■ **Exercise prompt**
Keep only the lines of the data below that contain "Real", and copy them.

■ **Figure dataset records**

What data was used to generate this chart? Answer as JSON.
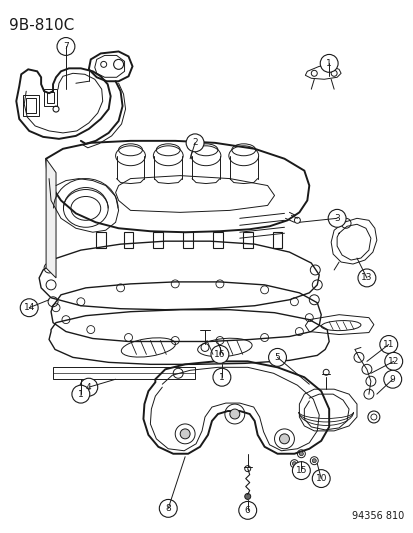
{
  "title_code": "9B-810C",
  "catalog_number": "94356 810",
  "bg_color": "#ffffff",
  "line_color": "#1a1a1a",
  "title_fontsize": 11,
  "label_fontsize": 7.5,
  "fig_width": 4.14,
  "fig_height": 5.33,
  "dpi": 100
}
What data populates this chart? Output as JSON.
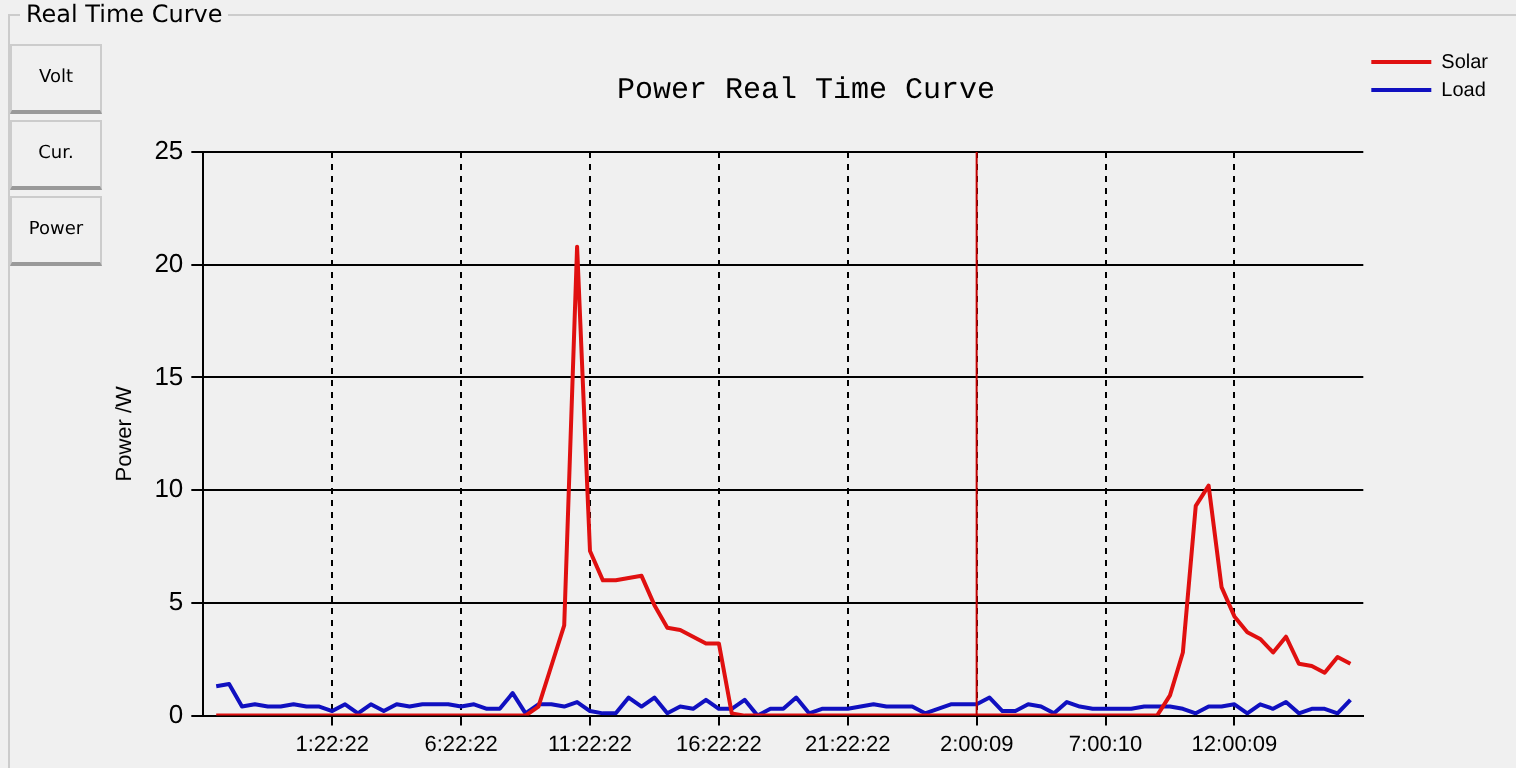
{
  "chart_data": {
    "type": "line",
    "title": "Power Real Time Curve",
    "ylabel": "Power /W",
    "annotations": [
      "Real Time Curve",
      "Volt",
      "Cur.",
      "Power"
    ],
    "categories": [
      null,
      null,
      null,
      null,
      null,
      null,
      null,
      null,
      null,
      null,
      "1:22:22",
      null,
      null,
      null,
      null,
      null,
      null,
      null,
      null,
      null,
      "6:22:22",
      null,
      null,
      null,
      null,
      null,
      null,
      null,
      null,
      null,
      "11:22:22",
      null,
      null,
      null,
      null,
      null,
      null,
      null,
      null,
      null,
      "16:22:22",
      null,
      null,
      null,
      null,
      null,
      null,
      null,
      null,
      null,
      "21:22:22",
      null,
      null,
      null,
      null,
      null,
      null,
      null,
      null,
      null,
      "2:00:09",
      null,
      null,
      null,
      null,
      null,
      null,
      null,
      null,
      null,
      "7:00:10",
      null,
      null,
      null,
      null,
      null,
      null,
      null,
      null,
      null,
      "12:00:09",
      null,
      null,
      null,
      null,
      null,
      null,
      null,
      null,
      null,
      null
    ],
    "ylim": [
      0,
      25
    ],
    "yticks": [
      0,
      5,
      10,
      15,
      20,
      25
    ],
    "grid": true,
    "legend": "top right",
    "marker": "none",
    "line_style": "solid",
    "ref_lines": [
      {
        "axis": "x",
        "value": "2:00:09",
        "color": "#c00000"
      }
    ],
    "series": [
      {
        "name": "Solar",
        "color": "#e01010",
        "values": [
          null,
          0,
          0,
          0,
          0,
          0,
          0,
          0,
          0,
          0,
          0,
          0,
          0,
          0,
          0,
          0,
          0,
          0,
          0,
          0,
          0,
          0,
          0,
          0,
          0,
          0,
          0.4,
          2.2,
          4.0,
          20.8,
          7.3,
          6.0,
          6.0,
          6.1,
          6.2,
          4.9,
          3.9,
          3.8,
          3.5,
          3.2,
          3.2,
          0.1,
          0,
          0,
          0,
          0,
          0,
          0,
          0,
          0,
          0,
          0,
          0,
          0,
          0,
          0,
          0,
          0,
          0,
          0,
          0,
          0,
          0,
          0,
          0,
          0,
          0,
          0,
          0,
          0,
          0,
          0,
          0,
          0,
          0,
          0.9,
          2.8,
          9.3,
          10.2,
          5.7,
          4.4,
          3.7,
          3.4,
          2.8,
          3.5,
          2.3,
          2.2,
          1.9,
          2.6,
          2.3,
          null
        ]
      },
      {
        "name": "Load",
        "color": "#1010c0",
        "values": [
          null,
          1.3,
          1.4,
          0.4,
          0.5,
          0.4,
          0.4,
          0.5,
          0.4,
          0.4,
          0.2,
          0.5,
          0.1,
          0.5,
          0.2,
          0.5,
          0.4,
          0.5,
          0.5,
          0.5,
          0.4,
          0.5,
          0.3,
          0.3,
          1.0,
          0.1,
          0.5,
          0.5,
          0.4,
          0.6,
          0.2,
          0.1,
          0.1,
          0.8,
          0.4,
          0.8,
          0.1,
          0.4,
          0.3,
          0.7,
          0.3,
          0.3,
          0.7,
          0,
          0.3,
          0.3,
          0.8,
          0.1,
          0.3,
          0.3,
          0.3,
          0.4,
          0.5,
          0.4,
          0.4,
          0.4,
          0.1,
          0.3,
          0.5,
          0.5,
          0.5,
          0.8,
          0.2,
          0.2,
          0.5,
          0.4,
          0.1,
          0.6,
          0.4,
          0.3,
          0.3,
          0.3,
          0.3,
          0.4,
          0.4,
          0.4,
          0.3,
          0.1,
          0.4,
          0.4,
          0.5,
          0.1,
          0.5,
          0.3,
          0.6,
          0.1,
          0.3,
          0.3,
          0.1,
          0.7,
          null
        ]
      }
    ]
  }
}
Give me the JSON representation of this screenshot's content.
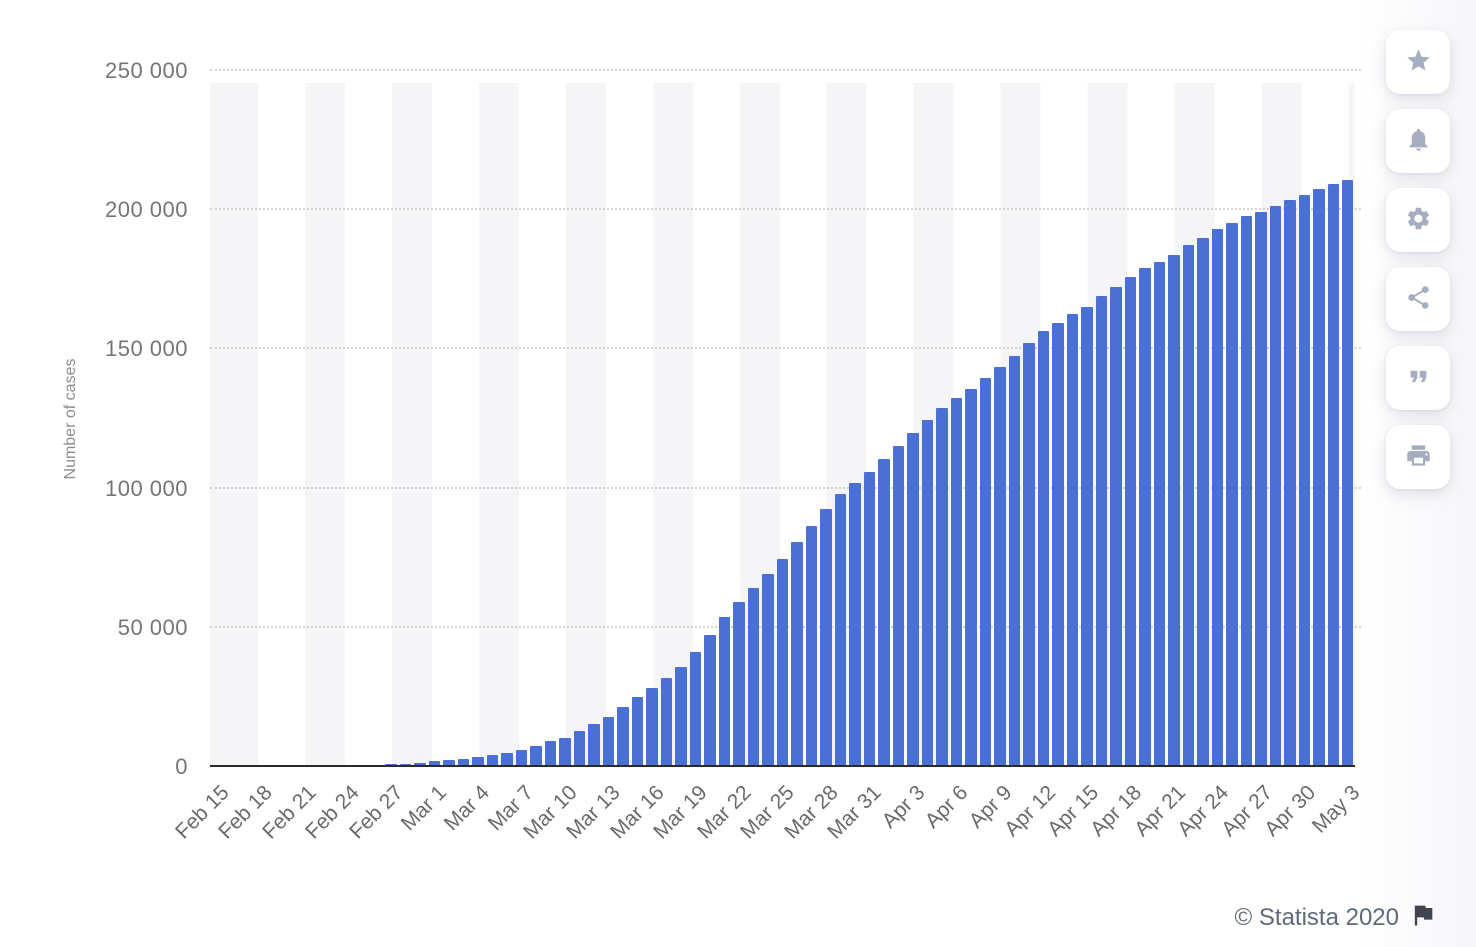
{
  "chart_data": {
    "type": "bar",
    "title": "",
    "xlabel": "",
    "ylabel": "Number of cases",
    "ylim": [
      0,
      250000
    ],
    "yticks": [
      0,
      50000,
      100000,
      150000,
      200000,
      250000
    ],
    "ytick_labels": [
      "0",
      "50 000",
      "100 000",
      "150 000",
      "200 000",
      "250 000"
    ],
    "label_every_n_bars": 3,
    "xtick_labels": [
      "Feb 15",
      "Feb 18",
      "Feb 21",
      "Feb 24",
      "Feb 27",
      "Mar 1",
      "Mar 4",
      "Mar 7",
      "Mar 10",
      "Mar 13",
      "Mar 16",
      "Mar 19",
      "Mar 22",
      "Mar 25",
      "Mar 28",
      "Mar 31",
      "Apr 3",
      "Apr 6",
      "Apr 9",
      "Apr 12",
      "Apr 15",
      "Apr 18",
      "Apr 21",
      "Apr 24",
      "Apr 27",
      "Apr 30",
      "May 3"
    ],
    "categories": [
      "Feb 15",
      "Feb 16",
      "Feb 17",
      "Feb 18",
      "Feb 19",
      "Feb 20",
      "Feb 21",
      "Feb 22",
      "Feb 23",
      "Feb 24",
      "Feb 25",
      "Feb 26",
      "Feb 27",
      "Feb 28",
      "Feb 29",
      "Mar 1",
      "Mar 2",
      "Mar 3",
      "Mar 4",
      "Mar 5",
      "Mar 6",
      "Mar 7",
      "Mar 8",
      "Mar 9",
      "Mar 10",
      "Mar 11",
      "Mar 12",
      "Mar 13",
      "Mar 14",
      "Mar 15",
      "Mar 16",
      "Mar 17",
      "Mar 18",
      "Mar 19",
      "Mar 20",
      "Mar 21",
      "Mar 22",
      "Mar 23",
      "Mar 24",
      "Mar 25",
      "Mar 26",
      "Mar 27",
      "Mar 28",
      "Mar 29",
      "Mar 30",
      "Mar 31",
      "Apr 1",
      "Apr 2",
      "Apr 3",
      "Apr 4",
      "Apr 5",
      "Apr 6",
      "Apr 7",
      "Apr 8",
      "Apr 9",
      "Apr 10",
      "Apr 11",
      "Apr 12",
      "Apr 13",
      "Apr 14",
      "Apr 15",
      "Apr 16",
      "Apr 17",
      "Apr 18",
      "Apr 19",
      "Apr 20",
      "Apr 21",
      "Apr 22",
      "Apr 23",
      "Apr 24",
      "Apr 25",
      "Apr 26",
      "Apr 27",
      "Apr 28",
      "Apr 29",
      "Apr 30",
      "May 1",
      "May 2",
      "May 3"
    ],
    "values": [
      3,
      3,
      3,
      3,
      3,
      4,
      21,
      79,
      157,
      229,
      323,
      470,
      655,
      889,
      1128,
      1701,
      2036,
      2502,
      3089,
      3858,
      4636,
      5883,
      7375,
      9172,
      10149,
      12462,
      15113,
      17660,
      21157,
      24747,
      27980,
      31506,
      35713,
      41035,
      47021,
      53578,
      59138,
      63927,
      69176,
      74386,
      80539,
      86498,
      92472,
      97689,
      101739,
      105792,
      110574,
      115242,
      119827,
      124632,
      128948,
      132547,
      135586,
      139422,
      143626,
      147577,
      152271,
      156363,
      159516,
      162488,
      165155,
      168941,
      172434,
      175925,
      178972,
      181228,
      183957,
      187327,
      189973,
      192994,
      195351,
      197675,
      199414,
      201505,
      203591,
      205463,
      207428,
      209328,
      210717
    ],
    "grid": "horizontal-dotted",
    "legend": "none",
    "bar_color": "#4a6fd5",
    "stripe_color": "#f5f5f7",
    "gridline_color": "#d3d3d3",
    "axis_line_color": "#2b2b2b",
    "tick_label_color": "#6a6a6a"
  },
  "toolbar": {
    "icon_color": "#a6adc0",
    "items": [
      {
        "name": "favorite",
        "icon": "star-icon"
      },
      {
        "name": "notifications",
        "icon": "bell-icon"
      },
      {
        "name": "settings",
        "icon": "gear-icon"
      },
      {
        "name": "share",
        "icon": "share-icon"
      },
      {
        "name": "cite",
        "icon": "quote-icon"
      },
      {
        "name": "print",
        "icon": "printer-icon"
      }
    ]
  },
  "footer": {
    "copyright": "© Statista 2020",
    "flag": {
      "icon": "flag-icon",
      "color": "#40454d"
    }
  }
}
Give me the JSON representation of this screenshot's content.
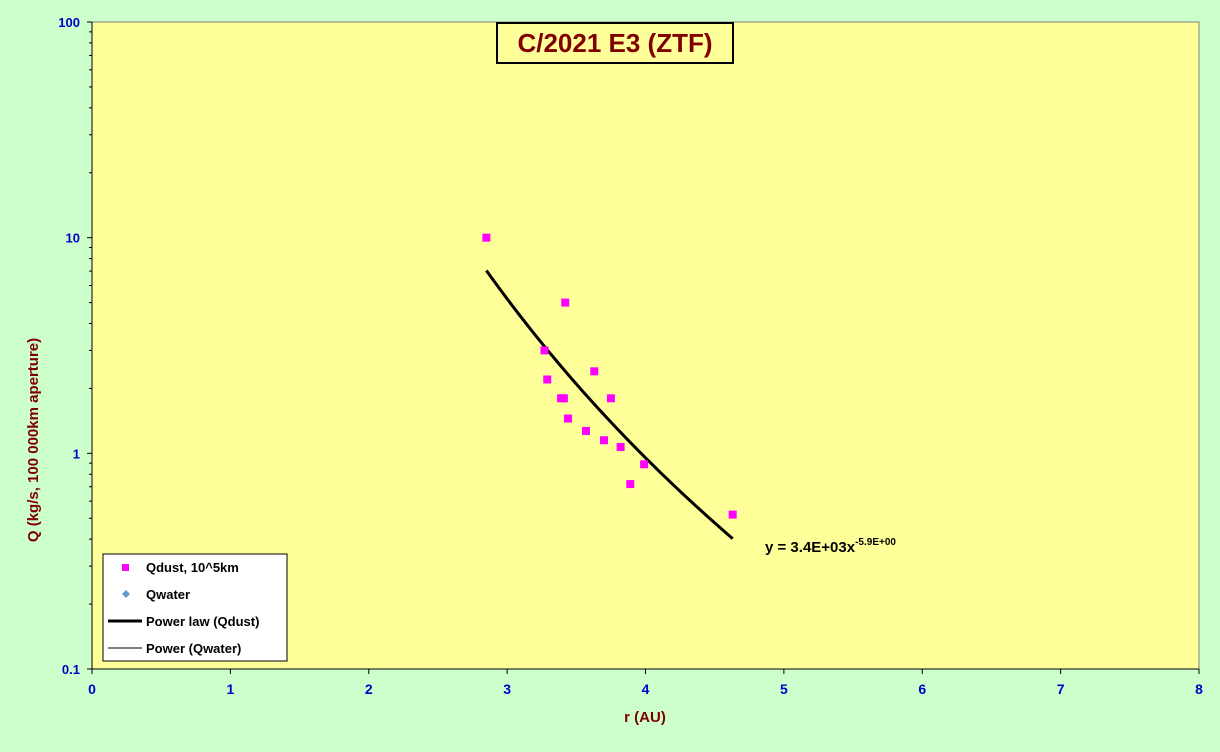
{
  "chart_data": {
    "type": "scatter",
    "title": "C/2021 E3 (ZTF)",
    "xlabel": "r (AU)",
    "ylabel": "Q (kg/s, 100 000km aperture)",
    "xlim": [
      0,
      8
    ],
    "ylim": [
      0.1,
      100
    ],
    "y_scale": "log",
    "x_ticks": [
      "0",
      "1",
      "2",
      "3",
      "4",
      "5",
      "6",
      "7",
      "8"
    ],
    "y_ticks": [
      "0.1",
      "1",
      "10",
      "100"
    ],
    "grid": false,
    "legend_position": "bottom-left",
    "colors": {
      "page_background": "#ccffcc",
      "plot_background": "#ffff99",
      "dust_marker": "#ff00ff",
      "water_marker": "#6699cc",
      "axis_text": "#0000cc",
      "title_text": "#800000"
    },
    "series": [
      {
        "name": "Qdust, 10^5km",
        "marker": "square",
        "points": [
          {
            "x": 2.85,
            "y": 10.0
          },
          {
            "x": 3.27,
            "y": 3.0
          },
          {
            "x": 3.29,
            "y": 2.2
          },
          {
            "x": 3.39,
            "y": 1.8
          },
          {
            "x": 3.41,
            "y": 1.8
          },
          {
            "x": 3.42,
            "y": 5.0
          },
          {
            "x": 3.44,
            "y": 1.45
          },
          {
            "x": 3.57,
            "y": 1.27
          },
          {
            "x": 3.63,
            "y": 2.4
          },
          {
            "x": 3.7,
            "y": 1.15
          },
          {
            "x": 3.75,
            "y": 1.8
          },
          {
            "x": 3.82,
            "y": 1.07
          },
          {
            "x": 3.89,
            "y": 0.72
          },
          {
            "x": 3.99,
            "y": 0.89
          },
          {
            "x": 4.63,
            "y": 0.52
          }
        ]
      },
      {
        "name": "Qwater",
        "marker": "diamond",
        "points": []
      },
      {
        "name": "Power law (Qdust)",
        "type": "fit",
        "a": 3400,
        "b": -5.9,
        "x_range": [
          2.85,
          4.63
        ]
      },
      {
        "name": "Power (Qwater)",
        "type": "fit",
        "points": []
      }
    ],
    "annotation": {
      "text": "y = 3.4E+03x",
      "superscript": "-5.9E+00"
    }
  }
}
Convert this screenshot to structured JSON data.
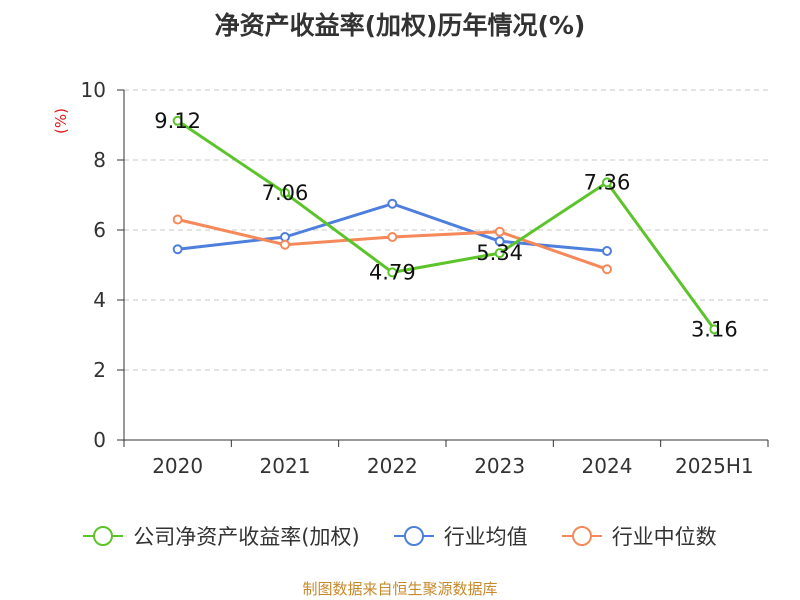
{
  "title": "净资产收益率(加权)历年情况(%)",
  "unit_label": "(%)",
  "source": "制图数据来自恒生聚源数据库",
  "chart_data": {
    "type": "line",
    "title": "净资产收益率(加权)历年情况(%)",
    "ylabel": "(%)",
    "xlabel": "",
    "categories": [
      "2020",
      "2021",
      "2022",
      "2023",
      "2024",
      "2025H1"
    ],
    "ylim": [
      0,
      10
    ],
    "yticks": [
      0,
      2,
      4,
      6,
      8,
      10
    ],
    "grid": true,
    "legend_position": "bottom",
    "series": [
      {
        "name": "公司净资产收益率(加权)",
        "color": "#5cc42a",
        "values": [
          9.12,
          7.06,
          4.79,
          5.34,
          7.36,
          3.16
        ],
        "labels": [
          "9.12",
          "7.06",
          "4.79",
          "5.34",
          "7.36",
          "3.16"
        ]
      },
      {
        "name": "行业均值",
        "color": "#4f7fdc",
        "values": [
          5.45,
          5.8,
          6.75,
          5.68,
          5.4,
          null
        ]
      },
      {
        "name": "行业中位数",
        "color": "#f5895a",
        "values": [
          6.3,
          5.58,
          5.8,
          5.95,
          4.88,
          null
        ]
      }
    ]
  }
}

■ **Task answer**
    "title": "Power Real Time Curve",
      "Real Time Curve",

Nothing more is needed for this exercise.